Directions for this task → Copy whichever lines contain the string "Slope".

>>>

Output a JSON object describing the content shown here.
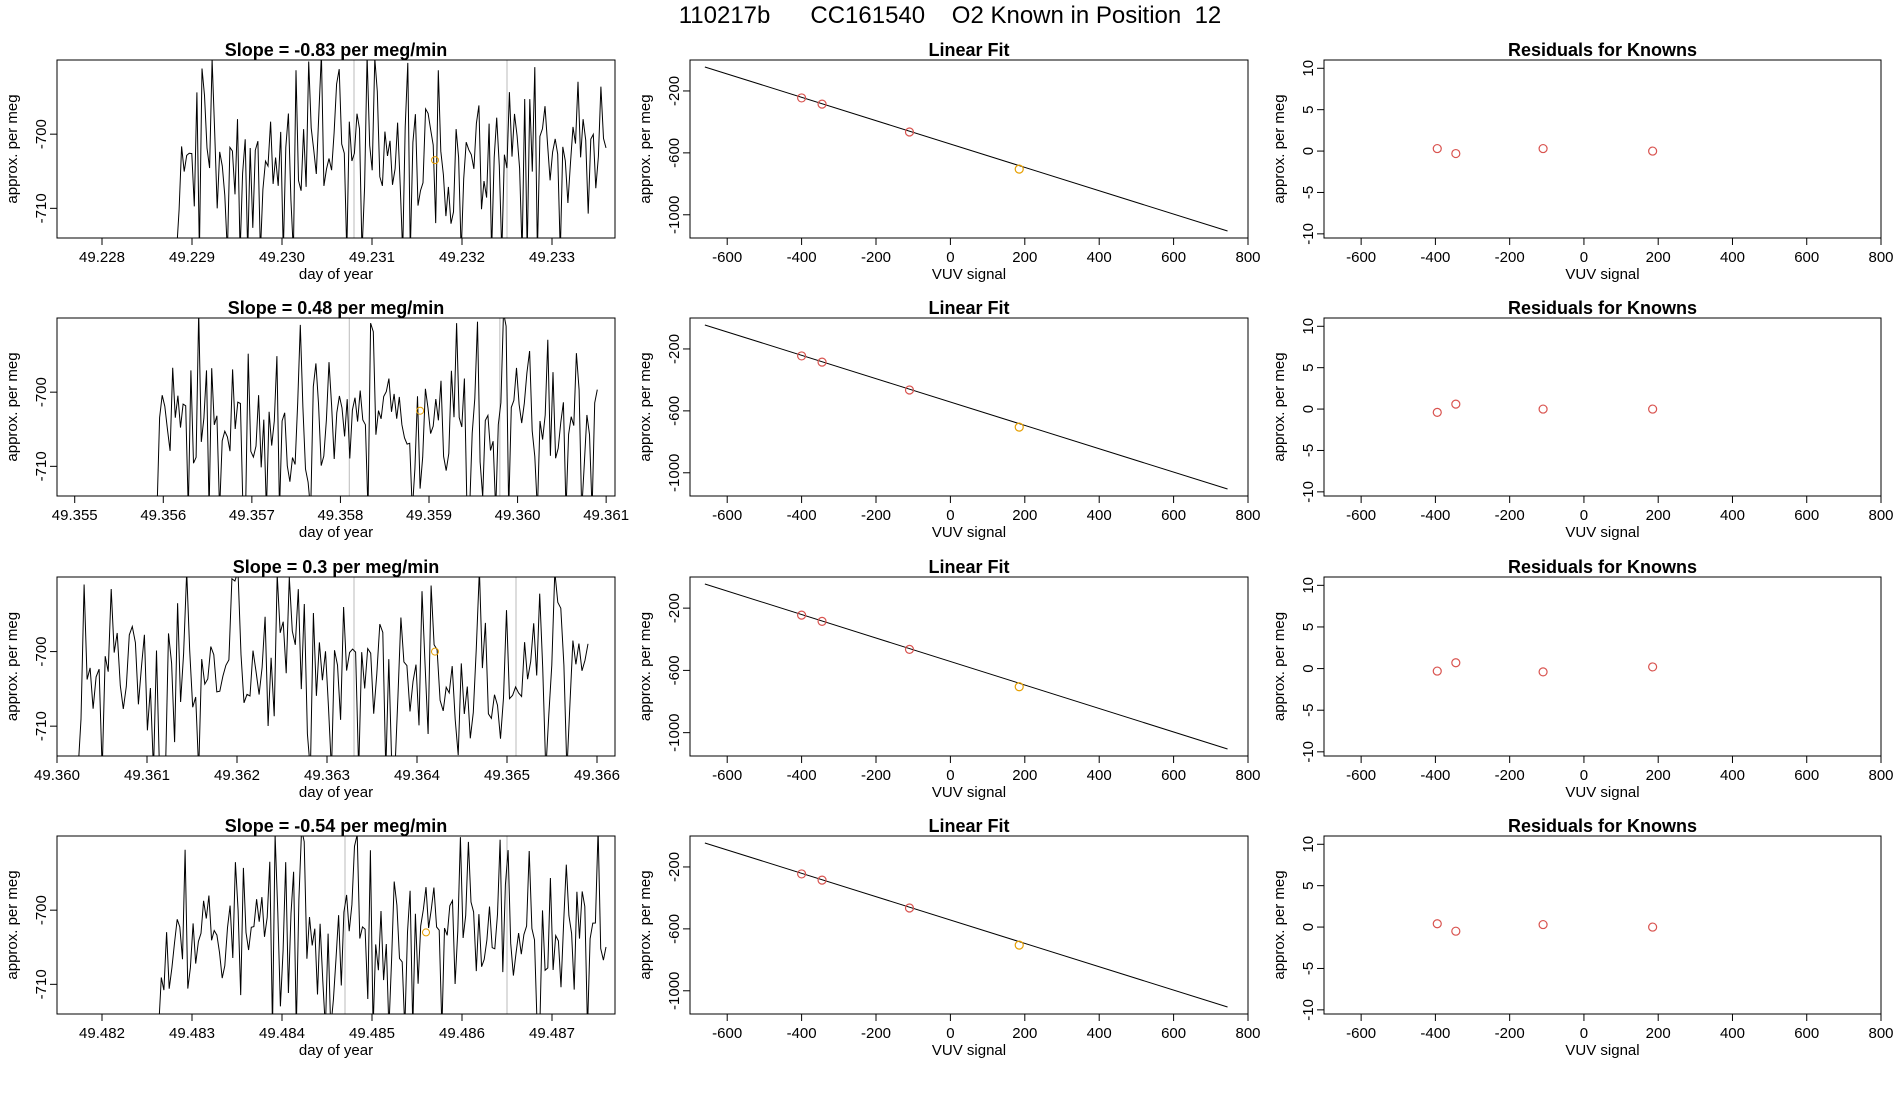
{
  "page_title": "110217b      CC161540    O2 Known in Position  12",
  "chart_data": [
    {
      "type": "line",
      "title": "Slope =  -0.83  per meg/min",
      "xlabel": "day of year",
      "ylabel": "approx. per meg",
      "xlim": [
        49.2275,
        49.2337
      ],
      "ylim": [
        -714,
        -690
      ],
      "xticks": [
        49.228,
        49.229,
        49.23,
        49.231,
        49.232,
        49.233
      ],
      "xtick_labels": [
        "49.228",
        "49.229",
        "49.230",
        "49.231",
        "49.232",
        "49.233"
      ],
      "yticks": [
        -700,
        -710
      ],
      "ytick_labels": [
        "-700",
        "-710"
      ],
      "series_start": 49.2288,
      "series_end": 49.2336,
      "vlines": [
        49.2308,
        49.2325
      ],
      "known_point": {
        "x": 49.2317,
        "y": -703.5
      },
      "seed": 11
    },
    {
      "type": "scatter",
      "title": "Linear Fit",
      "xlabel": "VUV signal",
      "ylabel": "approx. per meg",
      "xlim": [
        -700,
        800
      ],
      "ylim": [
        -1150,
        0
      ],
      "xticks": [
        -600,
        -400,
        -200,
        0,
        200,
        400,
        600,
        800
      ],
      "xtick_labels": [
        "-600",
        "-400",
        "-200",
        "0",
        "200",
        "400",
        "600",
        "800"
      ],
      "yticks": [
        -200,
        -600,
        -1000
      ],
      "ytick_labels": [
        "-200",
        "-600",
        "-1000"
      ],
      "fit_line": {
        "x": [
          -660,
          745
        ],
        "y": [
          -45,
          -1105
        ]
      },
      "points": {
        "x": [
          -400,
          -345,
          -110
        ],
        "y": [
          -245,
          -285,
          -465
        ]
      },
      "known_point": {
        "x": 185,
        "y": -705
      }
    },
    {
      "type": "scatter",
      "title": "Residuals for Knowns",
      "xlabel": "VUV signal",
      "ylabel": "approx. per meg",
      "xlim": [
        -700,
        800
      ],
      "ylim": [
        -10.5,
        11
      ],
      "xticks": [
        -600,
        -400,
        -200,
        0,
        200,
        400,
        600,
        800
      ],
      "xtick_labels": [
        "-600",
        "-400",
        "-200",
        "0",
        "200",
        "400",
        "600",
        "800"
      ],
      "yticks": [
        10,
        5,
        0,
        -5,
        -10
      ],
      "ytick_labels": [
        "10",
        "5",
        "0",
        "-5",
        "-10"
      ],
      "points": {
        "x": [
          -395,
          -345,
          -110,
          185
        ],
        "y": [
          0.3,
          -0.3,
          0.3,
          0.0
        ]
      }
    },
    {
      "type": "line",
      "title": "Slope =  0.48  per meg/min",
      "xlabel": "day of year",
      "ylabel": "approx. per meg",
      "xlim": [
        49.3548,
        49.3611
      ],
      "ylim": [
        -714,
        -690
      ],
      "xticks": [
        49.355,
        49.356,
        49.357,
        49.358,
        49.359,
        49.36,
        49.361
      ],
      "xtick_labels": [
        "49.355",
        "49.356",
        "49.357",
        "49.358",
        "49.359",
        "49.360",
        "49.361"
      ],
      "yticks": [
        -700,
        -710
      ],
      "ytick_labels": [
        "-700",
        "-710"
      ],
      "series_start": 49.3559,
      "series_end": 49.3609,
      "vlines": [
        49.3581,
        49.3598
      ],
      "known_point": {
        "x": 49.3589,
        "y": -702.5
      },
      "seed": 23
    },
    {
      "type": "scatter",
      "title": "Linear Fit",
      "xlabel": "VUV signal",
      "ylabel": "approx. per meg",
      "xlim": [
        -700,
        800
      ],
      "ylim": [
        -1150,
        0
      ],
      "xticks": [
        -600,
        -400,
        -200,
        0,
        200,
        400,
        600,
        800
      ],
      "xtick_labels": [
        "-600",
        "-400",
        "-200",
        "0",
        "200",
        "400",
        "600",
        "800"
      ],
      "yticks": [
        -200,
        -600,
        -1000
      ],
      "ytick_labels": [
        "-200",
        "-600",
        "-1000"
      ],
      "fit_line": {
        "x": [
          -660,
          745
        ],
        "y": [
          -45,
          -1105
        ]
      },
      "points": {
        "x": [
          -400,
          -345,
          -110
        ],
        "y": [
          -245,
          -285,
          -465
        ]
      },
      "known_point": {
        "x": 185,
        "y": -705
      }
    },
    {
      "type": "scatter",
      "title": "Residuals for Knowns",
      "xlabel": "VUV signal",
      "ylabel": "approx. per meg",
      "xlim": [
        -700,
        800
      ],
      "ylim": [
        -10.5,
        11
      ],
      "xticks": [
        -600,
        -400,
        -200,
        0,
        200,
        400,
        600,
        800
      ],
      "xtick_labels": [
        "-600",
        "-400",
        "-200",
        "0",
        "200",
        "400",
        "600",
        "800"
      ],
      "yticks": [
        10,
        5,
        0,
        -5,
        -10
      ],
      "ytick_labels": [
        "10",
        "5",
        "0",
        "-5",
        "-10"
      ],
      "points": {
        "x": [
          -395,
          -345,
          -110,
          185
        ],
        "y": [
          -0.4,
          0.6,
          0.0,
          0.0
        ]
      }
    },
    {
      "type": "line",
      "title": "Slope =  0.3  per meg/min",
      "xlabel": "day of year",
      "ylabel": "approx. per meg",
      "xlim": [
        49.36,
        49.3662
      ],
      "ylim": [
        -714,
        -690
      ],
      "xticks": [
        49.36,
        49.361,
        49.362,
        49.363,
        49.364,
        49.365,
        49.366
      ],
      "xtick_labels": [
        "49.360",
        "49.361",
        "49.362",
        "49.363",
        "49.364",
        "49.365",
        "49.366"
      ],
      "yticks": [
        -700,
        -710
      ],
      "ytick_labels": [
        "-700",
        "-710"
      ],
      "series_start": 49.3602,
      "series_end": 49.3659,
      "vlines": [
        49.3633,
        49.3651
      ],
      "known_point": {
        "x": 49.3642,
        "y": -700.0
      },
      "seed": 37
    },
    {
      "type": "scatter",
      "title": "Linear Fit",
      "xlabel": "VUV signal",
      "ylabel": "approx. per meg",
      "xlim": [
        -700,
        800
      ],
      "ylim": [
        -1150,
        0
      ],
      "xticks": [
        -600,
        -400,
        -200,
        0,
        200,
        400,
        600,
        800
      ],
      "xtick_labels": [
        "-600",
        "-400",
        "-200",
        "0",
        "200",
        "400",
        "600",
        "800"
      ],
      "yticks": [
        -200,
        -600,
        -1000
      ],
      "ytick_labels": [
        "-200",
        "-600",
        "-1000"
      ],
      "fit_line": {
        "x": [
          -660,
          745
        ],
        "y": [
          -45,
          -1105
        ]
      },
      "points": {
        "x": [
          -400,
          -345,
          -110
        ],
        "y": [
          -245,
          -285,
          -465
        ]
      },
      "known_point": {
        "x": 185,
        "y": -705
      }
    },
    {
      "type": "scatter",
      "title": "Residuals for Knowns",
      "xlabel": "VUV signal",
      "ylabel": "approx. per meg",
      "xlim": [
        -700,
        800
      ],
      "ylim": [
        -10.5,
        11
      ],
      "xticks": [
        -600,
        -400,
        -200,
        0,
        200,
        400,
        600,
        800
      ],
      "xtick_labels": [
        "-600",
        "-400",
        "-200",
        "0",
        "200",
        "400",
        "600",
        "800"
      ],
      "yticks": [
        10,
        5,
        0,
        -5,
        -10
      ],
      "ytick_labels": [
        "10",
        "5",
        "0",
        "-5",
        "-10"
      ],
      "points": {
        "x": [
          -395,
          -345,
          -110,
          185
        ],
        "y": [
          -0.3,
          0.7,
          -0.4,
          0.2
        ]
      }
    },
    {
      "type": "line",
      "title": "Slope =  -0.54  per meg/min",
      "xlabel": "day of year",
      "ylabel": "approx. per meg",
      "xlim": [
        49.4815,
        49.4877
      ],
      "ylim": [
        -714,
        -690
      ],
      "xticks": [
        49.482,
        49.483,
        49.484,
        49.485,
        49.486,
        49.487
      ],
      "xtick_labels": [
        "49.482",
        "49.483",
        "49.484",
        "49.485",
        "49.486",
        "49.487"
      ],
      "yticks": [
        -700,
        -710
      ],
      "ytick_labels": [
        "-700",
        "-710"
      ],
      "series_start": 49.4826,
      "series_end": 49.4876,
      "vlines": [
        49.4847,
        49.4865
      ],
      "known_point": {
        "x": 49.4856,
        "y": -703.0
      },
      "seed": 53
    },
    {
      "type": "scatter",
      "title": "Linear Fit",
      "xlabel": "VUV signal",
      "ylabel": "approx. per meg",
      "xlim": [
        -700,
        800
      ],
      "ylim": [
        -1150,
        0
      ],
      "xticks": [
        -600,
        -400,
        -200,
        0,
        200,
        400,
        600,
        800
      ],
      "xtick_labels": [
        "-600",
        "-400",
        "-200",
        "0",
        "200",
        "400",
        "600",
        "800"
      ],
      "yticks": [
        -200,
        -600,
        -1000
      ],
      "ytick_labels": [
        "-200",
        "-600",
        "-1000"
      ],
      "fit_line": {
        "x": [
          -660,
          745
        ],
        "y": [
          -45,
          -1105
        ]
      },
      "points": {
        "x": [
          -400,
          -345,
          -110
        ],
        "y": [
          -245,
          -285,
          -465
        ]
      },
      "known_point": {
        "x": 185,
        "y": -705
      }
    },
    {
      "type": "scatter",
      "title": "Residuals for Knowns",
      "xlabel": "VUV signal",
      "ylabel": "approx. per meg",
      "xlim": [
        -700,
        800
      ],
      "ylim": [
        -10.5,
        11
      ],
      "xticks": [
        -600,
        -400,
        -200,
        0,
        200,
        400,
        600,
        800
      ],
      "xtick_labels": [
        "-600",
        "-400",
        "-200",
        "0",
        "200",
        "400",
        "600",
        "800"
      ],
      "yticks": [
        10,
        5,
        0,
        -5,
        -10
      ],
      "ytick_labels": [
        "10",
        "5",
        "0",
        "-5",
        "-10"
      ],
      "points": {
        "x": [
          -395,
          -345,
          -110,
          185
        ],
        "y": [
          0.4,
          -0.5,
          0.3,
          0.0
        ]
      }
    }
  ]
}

<<<

Reply →
      "title": "Slope =  -0.83  per meg/min",
      "title": "Slope =  0.48  per meg/min",
      "title": "Slope =  0.3  per meg/min",
      "title": "Slope =  -0.54  per meg/min",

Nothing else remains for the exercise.